=== Given problem ===
Every line of the material below must be repeated exactly.

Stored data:

□ □ □

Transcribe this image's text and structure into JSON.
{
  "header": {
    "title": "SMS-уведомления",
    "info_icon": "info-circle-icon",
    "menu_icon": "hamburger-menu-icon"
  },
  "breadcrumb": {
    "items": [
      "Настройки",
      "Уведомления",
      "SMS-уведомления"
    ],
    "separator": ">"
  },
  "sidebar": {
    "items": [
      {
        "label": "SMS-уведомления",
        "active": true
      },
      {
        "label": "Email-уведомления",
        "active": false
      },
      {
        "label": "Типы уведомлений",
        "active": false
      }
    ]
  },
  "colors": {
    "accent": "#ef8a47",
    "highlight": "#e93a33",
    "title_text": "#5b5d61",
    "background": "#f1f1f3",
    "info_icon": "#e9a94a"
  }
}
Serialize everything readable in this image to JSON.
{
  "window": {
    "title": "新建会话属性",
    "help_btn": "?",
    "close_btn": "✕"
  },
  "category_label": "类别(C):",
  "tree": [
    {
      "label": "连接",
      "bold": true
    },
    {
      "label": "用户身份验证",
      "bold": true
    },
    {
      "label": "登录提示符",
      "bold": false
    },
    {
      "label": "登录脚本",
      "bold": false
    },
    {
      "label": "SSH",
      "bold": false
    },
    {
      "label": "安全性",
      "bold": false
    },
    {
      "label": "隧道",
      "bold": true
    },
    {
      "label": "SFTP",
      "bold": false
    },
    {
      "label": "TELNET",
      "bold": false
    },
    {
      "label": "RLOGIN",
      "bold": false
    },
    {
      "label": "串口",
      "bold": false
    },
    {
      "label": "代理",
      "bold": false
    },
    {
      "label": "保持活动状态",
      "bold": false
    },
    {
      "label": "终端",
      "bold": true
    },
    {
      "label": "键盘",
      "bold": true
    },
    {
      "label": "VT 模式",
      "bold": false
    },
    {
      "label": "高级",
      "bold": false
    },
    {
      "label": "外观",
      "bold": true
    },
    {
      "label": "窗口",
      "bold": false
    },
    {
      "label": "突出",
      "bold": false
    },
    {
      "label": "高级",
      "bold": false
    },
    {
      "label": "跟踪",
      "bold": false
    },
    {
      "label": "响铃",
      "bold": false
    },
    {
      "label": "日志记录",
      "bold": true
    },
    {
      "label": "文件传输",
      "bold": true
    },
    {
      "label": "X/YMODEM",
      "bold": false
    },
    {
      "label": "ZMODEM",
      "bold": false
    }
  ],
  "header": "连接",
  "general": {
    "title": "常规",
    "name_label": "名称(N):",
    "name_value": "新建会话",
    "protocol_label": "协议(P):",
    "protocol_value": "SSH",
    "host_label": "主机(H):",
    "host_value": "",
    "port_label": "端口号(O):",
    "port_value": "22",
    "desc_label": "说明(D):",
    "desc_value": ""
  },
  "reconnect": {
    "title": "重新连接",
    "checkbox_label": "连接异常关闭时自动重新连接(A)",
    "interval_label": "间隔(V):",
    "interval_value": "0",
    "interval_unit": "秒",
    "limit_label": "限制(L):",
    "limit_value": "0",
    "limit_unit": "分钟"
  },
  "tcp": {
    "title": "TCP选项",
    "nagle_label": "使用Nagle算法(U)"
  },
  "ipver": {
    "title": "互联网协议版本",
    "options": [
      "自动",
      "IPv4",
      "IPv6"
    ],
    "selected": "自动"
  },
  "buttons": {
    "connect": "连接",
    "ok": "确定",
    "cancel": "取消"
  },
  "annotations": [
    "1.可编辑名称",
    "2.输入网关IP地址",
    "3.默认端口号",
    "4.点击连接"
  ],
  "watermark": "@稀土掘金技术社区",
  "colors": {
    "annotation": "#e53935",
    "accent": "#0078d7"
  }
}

□ □ □

=== The output ===
Transcribe this image's text and structure into JSON.
{
  "header": {
    "title": "SMS-уведомления",
    "info_icon": "info-circle-icon",
    "menu_icon": "hamburger-menu-icon"
  },
  "breadcrumb": {
    "items": [
      "Настройки",
      "Уведомления",
      "SMS-уведомления"
    ],
    "separator": ">"
  },
  "sidebar": {
    "items": [
      {
        "label": "SMS-уведомления",
        "active": true
      },
      {
        "label": "Email-уведомления",
        "active": false
      },
      {
        "label": "Типы уведомлений",
        "active": false
      }
    ]
  },
  "colors": {
    "accent": "#ef8a47",
    "highlight": "#e93a33",
    "title_text": "#5b5d61",
    "background": "#f1f1f3",
    "info_icon": "#e9a94a"
  }
}
Serialize everything readable in this image to JSON.
{
  "window": {
    "title": "新建会话属性",
    "help_btn": "?",
    "close_btn": "✕"
  },
  "category_label": "类别(C):",
  "tree": [
    {
      "label": "连接",
      "bold": true
    },
    {
      "label": "用户身份验证",
      "bold": true
    },
    {
      "label": "登录提示符",
      "bold": false
    },
    {
      "label": "登录脚本",
      "bold": false
    },
    {
      "label": "SSH",
      "bold": false
    },
    {
      "label": "安全性",
      "bold": false
    },
    {
      "label": "隧道",
      "bold": true
    },
    {
      "label": "SFTP",
      "bold": false
    },
    {
      "label": "TELNET",
      "bold": false
    },
    {
      "label": "RLOGIN",
      "bold": false
    },
    {
      "label": "串口",
      "bold": false
    },
    {
      "label": "代理",
      "bold": false
    },
    {
      "label": "保持活动状态",
      "bold": false
    },
    {
      "label": "终端",
      "bold": true
    },
    {
      "label": "键盘",
      "bold": true
    },
    {
      "label": "VT 模式",
      "bold": false
    },
    {
      "label": "高级",
      "bold": false
    },
    {
      "label": "外观",
      "bold": true
    },
    {
      "label": "窗口",
      "bold": false
    },
    {
      "label": "突出",
      "bold": false
    },
    {
      "label": "高级",
      "bold": false
    },
    {
      "label": "跟踪",
      "bold": false
    },
    {
      "label": "响铃",
      "bold": false
    },
    {
      "label": "日志记录",
      "bold": true
    },
    {
      "label": "文件传输",
      "bold": true
    },
    {
      "label": "X/YMODEM",
      "bold": false
    },
    {
      "label": "ZMODEM",
      "bold": false
    }
  ],
  "header": "连接",
  "general": {
    "title": "常规",
    "name_label": "名称(N):",
    "name_value": "新建会话",
    "protocol_label": "协议(P):",
    "protocol_value": "SSH",
    "host_label": "主机(H):",
    "host_value": "",
    "port_label": "端口号(O):",
    "port_value": "22",
    "desc_label": "说明(D):",
    "desc_value": ""
  },
  "reconnect": {
    "title": "重新连接",
    "checkbox_label": "连接异常关闭时自动重新连接(A)",
    "interval_label": "间隔(V):",
    "interval_value": "0",
    "interval_unit": "秒",
    "limit_label": "限制(L):",
    "limit_value": "0",
    "limit_unit": "分钟"
  },
  "tcp": {
    "title": "TCP选项",
    "nagle_label": "使用Nagle算法(U)"
  },
  "ipver": {
    "title": "互联网协议版本",
    "options": [
      "自动",
      "IPv4",
      "IPv6"
    ],
    "selected": "自动"
  },
  "buttons": {
    "connect": "连接",
    "ok": "确定",
    "cancel": "取消"
  },
  "annotations": [
    "1.可编辑名称",
    "2.输入网关IP地址",
    "3.默认端口号",
    "4.点击连接"
  ],
  "watermark": "@稀土掘金技术社区",
  "colors": {
    "annotation": "#e53935",
    "accent": "#0078d7"
  }
}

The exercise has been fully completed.